═════ RECORDS PROVIDED ═════
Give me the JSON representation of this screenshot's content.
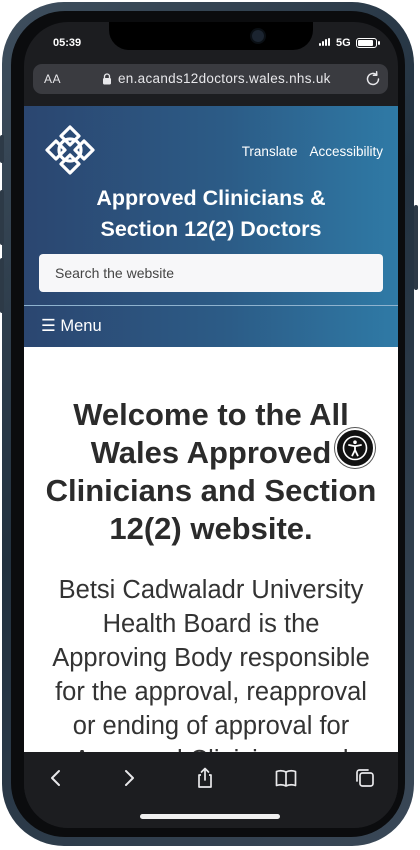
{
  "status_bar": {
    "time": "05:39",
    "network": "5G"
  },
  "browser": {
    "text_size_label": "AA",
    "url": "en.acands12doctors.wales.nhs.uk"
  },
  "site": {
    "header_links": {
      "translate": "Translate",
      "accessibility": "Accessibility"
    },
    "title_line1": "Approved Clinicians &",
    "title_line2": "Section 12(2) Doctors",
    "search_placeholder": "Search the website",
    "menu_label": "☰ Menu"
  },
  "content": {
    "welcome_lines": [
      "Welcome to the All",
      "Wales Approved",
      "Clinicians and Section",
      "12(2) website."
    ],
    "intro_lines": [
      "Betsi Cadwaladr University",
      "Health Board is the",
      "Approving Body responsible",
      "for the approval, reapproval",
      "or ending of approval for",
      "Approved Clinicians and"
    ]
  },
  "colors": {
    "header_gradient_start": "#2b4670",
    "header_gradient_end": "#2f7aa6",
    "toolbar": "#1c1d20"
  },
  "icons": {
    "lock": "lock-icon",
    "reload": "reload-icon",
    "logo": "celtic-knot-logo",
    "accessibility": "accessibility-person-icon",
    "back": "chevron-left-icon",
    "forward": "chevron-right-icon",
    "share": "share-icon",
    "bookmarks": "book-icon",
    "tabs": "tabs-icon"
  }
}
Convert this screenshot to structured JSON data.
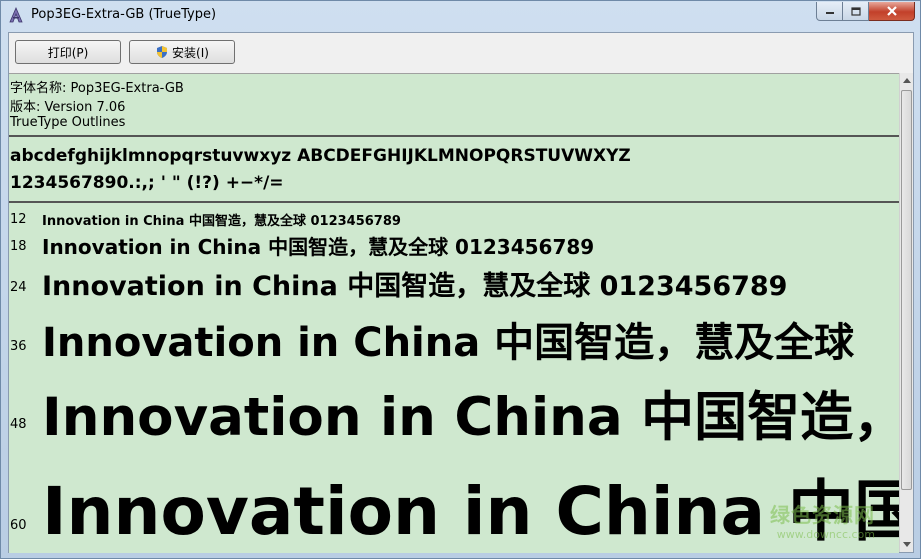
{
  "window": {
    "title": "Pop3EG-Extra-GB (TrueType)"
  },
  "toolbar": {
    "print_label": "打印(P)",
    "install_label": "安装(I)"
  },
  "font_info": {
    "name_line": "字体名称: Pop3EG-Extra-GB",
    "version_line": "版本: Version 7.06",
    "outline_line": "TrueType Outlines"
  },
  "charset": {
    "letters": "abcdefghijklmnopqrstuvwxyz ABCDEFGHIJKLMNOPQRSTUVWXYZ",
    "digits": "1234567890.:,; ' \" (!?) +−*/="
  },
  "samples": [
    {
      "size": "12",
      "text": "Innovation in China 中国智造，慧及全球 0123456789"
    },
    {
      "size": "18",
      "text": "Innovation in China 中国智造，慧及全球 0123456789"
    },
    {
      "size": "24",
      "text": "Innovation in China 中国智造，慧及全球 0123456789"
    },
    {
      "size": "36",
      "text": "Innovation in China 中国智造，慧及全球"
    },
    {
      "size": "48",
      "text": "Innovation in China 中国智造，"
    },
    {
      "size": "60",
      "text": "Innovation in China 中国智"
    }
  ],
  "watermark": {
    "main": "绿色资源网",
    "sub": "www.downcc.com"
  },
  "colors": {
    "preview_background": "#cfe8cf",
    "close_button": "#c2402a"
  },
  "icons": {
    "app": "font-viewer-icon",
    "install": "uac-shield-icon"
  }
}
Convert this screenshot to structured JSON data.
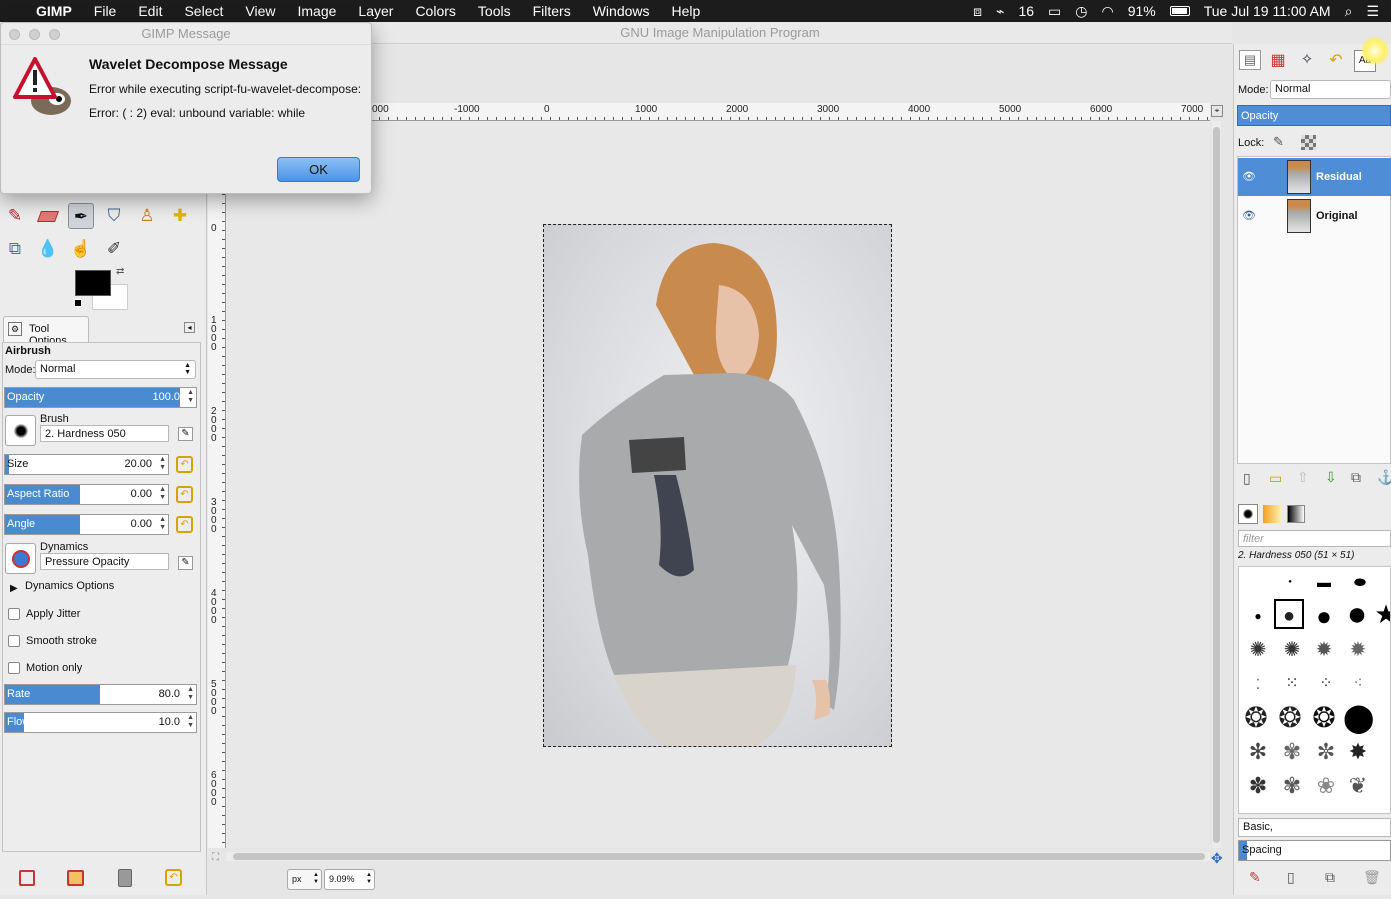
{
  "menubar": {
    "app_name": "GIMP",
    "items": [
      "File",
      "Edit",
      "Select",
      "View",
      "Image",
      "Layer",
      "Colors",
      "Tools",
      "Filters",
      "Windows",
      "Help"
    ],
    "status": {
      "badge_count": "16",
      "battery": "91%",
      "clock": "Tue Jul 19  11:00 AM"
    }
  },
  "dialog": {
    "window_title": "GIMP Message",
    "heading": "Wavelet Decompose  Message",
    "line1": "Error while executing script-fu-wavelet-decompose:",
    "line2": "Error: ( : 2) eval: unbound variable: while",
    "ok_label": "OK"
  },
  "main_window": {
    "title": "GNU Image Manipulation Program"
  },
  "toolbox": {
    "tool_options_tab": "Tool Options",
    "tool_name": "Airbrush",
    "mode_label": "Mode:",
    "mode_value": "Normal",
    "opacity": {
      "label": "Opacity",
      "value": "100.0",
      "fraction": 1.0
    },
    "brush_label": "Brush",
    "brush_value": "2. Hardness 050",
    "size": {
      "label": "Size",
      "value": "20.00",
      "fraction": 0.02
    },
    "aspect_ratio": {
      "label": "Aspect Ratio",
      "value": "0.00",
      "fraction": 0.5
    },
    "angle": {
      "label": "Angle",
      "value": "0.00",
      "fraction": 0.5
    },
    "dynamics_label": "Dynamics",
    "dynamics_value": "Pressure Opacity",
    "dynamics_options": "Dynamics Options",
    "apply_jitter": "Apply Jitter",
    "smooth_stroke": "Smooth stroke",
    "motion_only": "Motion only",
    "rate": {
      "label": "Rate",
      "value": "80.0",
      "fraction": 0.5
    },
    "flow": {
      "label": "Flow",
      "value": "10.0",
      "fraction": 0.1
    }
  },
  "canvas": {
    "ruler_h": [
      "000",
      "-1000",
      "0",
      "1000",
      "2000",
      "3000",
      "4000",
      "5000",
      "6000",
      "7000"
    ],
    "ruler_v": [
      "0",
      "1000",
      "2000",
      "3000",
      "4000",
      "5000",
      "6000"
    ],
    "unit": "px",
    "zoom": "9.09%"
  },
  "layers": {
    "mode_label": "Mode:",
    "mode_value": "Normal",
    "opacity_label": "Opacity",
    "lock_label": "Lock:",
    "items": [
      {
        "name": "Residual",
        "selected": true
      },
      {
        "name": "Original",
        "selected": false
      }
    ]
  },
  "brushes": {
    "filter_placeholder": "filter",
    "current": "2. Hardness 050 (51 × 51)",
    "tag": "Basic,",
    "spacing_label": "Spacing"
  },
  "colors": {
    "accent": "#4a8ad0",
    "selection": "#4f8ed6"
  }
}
═════
═════ RECORDS PROVIDED ═════
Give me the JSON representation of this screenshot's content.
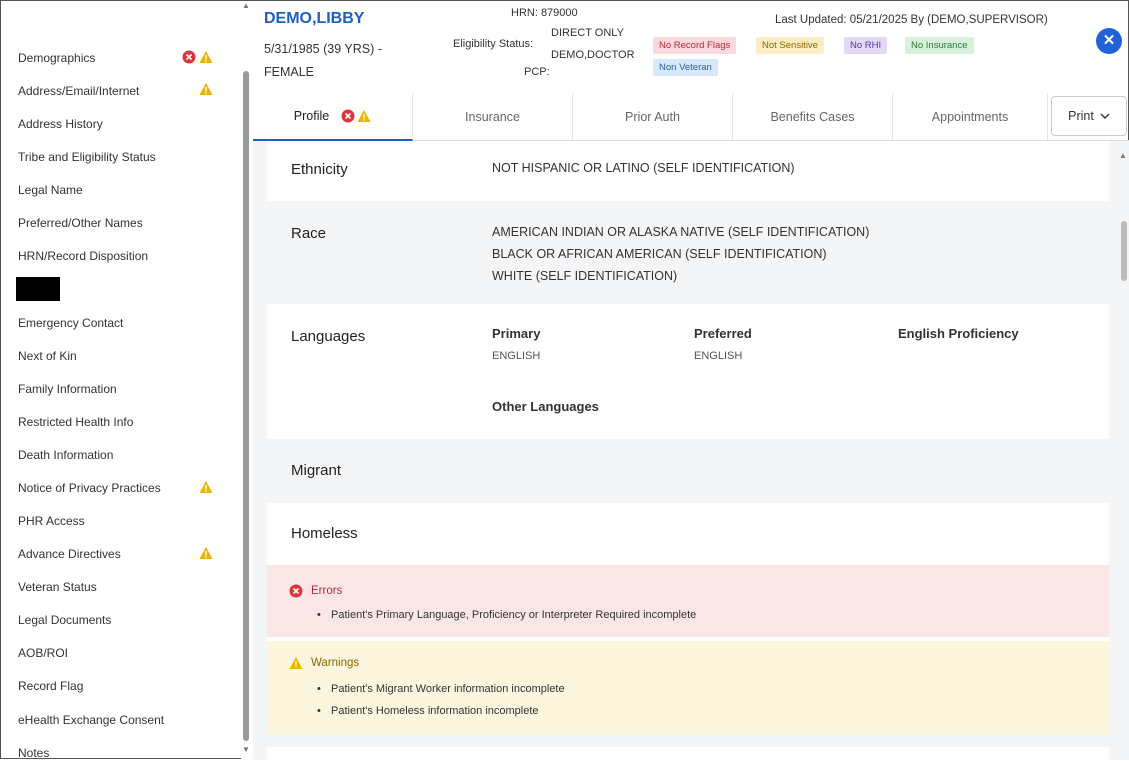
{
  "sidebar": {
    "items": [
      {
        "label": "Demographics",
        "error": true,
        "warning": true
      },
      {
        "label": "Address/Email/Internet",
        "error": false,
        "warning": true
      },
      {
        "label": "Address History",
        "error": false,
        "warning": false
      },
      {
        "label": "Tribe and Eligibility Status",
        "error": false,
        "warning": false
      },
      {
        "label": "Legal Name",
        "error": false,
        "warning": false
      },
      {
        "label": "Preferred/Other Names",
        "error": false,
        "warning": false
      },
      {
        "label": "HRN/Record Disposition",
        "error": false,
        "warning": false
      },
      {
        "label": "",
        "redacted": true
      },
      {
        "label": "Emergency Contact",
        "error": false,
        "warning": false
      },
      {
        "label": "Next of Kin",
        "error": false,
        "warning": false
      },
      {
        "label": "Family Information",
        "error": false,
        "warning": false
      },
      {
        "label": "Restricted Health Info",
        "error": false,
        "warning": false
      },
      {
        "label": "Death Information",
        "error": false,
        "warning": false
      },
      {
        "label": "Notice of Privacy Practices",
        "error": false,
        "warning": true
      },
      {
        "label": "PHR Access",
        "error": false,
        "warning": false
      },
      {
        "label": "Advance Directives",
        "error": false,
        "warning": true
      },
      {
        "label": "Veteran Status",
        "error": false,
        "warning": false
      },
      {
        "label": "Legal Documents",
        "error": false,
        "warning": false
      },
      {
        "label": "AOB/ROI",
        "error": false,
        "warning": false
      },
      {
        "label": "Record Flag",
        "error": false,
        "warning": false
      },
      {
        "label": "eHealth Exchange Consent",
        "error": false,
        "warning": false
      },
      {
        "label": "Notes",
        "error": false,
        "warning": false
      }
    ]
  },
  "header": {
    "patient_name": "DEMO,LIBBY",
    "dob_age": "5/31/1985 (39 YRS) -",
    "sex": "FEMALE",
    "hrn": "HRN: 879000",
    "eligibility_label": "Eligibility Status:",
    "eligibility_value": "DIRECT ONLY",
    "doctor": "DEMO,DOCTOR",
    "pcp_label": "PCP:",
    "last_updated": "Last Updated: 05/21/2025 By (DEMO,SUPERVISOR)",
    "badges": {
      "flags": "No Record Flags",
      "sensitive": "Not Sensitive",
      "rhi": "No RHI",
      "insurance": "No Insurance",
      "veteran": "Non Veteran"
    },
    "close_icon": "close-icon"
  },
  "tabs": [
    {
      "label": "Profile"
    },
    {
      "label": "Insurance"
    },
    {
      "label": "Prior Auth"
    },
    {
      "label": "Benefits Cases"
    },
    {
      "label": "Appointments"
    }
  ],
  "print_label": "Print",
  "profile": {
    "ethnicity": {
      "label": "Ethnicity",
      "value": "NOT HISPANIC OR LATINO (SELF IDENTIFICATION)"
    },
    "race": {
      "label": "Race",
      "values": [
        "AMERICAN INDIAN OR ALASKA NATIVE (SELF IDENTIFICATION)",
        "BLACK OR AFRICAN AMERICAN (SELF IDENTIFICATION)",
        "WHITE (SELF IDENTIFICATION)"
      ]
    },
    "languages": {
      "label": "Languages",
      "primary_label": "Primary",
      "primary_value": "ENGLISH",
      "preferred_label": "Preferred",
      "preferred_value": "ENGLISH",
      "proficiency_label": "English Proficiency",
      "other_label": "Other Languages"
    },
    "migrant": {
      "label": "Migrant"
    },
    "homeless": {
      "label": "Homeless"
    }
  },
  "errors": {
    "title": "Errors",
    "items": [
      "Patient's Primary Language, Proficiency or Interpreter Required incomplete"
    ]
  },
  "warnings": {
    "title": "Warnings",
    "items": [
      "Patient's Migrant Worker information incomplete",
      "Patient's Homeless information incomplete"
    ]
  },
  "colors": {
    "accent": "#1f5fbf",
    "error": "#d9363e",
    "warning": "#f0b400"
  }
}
═════
### GIVEN EXERCISE
Every line in the data that holds "GIMP" should be copied out.

### EXERCISE SOLUTION
    "app_name": "GIMP",
    "window_title": "GIMP Message",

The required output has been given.